What needs to be done
Looking at the data below, count the lines that contain the string "Portmann". Write only the total.

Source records

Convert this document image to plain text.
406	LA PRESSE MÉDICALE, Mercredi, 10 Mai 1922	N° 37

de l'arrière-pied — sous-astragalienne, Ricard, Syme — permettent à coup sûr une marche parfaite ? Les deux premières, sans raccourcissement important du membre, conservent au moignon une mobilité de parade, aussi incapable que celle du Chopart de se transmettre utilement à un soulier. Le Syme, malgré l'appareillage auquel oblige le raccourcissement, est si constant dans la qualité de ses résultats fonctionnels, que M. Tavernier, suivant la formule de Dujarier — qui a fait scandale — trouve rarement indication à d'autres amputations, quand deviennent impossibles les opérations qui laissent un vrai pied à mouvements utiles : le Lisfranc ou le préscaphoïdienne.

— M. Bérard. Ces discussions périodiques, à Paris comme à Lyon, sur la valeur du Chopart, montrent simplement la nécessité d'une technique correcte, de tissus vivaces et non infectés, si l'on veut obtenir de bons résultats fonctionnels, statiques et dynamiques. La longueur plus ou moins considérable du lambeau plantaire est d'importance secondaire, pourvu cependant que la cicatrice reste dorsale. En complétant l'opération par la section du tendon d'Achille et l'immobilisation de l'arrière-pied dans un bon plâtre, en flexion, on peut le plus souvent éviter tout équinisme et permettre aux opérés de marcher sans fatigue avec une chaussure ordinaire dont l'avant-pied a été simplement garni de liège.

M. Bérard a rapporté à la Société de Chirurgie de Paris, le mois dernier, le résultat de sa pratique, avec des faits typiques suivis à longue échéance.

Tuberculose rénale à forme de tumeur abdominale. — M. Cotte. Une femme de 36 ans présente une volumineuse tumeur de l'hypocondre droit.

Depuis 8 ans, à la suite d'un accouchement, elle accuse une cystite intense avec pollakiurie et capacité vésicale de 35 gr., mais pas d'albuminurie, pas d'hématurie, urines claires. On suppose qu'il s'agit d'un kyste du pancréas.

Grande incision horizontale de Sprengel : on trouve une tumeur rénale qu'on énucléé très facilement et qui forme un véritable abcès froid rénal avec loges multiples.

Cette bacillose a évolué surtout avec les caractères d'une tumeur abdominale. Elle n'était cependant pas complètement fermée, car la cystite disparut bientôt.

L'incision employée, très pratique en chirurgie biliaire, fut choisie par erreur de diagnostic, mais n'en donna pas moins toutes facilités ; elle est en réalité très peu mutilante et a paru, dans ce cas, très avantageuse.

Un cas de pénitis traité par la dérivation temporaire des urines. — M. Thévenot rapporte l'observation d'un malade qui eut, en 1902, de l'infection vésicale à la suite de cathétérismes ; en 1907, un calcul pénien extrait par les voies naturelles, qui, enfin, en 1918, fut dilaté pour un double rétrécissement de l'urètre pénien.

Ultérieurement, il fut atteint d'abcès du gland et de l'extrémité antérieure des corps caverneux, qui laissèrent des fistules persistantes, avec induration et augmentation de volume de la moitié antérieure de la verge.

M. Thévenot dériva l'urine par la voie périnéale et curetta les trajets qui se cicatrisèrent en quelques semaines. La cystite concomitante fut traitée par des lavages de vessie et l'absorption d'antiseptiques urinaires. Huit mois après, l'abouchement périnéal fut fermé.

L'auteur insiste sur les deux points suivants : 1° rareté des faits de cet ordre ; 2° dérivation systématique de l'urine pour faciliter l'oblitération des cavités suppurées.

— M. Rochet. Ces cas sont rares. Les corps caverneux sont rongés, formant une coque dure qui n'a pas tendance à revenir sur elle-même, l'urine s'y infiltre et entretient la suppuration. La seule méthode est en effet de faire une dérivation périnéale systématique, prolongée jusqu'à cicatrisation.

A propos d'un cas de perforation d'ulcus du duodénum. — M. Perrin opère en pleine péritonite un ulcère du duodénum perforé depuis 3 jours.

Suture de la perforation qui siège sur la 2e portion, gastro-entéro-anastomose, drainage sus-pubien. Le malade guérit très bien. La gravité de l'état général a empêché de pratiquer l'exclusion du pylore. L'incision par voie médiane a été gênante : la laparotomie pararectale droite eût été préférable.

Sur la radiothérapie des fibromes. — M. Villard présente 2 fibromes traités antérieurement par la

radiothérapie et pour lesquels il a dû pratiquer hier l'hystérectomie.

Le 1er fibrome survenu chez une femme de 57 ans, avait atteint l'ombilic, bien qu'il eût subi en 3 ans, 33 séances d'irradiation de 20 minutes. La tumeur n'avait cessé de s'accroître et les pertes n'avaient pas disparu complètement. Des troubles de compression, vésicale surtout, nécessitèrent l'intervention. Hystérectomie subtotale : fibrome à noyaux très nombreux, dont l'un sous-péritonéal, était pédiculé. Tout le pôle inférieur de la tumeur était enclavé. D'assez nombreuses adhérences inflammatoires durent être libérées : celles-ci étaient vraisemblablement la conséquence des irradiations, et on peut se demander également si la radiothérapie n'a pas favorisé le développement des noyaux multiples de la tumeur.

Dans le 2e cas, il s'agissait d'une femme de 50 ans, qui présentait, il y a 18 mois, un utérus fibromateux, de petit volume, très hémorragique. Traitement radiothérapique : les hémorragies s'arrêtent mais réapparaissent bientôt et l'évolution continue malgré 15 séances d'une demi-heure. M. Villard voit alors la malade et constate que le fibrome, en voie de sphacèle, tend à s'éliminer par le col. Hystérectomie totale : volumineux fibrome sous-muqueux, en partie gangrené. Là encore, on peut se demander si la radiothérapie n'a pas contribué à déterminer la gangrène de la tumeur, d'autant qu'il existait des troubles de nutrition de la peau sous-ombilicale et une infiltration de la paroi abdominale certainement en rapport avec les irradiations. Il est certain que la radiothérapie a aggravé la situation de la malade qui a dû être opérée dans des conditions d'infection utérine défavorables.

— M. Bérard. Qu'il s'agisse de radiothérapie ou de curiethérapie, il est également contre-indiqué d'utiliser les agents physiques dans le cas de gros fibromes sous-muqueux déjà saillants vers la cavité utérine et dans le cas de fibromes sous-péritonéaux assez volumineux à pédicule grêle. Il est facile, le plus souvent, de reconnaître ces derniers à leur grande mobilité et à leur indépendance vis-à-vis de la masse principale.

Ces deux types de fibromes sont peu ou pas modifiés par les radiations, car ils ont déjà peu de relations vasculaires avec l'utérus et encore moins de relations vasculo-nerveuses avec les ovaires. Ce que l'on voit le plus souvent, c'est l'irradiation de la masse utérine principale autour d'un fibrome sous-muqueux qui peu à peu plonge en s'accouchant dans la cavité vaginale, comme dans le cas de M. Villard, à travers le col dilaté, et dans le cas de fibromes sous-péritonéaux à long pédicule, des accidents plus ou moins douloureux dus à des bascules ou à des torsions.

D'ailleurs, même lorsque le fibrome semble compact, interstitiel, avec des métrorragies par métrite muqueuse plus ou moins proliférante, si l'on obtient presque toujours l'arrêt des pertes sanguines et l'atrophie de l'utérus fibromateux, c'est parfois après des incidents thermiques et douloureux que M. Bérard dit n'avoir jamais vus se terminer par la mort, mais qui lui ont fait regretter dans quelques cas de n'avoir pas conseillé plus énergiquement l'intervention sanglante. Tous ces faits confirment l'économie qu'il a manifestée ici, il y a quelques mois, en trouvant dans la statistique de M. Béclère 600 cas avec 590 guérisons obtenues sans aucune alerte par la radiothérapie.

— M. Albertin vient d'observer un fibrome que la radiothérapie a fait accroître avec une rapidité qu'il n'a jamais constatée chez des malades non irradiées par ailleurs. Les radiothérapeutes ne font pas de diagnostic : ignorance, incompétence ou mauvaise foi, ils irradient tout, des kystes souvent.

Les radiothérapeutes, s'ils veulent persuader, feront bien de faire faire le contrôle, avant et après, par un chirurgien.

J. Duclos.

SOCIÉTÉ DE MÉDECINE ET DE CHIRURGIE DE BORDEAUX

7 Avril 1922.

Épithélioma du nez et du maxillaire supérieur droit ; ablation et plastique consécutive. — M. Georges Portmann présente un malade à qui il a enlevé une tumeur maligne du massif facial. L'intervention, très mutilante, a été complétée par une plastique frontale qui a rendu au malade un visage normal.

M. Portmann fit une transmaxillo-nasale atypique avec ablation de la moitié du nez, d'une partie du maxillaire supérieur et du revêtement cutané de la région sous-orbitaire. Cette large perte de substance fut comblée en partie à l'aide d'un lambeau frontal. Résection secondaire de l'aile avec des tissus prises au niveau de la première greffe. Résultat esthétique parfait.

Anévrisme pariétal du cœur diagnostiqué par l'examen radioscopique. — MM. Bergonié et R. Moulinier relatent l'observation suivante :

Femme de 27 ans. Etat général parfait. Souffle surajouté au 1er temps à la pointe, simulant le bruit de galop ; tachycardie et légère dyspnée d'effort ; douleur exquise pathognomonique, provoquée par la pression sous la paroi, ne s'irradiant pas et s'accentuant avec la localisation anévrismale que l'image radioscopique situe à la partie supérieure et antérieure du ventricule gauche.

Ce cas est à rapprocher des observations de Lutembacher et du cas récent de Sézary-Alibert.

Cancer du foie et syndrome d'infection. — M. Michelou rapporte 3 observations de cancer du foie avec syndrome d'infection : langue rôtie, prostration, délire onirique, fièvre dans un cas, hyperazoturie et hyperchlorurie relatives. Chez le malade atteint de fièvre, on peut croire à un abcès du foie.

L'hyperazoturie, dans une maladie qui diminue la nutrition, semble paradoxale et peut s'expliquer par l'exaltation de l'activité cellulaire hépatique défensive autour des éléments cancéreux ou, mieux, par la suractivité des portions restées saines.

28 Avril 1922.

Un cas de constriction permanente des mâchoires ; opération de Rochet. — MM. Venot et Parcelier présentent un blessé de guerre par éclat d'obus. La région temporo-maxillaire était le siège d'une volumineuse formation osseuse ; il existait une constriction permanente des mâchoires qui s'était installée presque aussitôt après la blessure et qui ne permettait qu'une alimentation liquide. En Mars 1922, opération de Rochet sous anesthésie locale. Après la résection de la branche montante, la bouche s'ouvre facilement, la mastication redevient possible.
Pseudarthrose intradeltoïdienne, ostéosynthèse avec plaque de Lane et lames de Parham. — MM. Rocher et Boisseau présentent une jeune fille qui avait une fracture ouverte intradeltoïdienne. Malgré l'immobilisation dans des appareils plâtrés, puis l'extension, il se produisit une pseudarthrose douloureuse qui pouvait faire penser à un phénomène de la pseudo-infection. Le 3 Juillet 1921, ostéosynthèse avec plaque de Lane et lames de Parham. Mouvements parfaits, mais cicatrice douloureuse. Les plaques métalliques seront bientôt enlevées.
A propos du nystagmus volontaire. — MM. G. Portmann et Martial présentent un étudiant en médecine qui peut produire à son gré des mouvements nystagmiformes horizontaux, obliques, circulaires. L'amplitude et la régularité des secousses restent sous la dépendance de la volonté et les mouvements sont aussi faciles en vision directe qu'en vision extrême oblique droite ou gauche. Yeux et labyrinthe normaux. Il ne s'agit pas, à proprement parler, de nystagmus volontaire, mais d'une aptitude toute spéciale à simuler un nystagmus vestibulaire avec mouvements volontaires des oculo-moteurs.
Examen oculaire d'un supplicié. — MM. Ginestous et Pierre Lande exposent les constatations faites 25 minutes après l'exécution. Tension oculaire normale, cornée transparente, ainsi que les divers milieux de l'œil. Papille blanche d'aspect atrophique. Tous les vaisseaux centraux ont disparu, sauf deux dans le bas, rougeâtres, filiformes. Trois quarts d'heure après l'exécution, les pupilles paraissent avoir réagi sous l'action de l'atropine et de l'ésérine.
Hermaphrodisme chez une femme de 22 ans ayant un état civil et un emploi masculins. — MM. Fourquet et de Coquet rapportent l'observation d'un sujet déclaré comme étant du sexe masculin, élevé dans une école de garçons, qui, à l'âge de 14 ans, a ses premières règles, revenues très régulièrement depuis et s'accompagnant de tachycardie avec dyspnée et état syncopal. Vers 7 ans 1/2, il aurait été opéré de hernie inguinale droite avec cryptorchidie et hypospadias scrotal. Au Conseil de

...

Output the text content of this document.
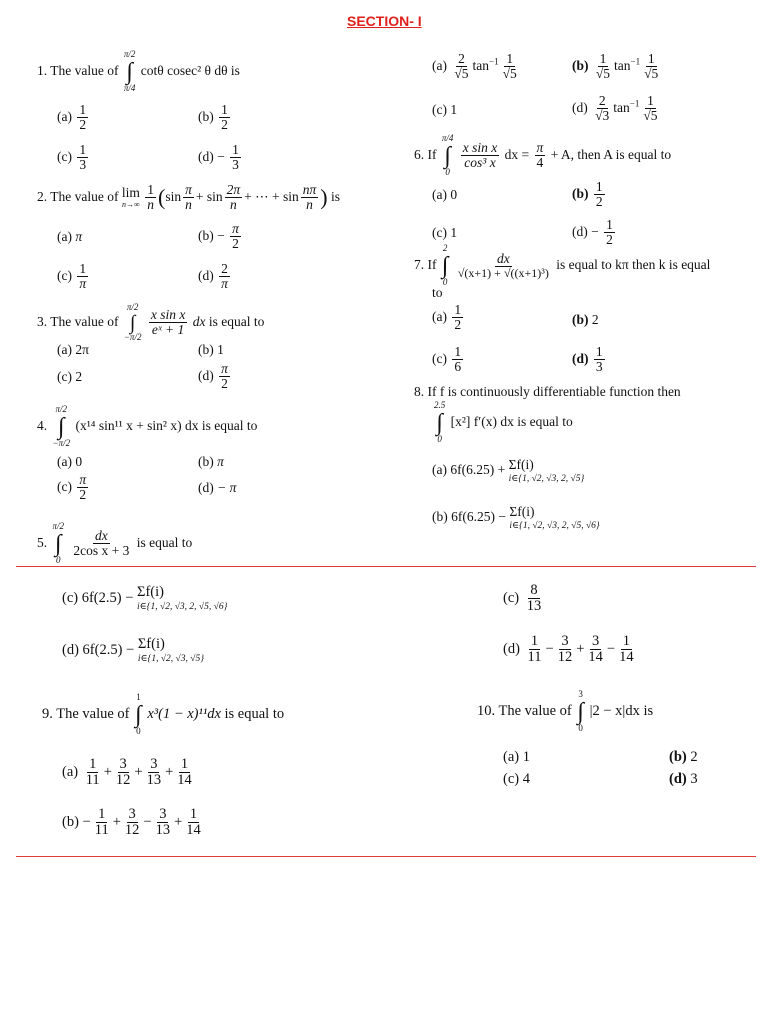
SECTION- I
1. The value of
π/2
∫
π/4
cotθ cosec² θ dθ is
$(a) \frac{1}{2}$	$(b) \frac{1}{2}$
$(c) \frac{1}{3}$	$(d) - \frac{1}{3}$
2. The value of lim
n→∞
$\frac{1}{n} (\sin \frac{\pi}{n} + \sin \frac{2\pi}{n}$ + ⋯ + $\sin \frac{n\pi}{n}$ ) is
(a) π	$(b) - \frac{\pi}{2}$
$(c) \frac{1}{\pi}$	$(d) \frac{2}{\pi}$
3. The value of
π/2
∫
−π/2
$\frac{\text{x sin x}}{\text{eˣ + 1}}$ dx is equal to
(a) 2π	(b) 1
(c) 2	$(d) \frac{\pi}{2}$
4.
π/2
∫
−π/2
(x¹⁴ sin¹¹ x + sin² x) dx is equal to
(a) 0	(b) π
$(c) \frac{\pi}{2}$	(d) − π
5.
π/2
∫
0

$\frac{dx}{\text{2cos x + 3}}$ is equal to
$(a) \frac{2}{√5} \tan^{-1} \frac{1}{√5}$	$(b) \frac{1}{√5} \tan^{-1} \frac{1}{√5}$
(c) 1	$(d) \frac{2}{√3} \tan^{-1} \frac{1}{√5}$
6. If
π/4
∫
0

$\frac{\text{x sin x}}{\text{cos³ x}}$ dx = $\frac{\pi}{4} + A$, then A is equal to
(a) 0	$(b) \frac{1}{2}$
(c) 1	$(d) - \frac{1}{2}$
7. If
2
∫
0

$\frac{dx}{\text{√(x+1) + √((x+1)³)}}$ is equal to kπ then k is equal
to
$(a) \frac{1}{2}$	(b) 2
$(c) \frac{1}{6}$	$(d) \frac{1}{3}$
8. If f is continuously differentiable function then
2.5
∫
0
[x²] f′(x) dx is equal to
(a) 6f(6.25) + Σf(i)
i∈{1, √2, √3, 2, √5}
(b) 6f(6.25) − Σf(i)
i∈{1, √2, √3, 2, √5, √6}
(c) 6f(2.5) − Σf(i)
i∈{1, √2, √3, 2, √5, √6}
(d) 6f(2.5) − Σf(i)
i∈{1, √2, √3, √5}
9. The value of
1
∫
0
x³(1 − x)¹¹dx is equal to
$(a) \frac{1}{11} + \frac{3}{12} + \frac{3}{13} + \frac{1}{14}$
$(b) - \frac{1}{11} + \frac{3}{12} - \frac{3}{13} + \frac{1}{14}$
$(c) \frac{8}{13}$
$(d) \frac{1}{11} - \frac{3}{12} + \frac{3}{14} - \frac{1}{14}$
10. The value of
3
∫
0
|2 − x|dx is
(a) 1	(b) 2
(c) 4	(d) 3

Solution to this task
3